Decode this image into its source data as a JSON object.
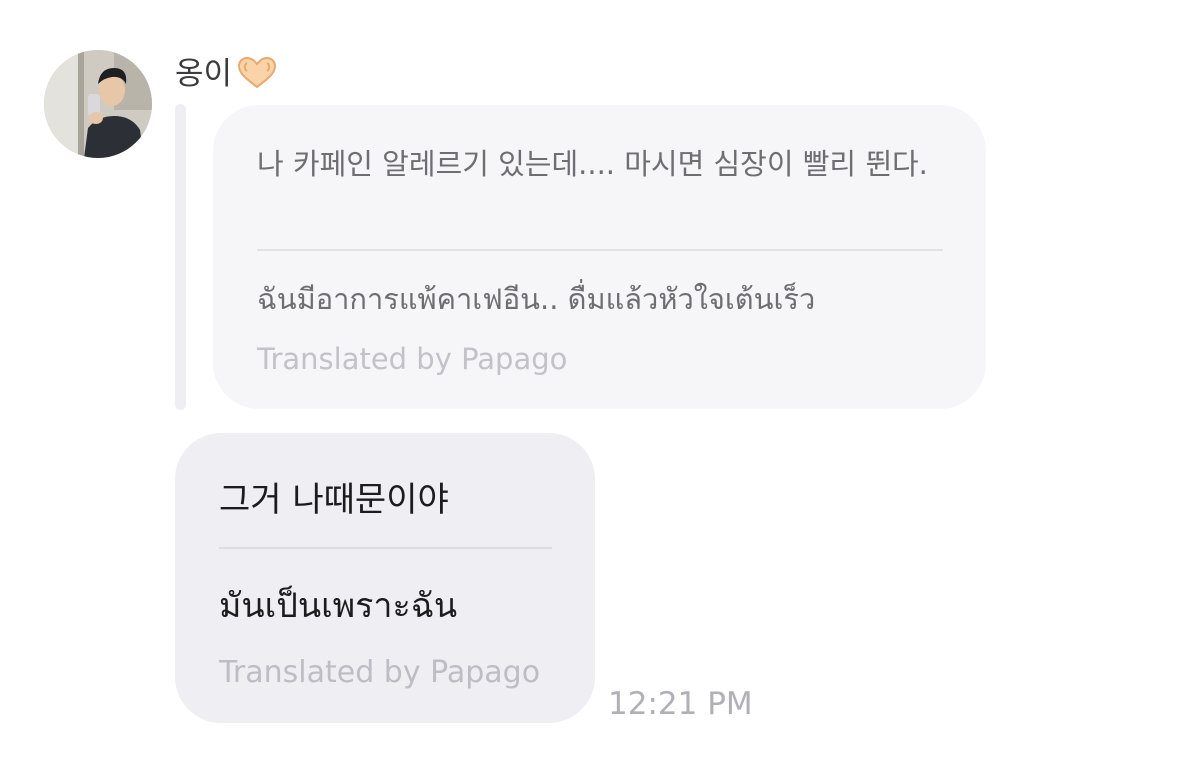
{
  "sender": {
    "name": "옹이",
    "emoji_icon": "heart-hands-icon"
  },
  "quoted_message": {
    "original": "나 카페인 알레르기 있는데.... 마시면 심장이 빨리 뛴다.",
    "translation": "ฉันมีอาการแพ้คาเฟอีน.. ดื่มแล้วหัวใจเต้นเร็ว",
    "credit": "Translated by Papago"
  },
  "message": {
    "original": "그거 나때문이야",
    "translation": "มันเป็นเพราะฉัน",
    "credit": "Translated by Papago",
    "time": "12:21 PM"
  },
  "colors": {
    "quoted_bubble": "#f6f6f9",
    "message_bubble": "#efeff3",
    "reply_bar": "#efeff3",
    "credit_text": "#c2c2c8",
    "timestamp_text": "#b0b0b6"
  }
}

— WHAT THE EXERCISE ASKS —
Go through the listing above and return every line where the word "Papago" occurs.

— SOLUTION TO THIS PROBLEM —
    "credit": "Translated by Papago"
    "credit": "Translated by Papago",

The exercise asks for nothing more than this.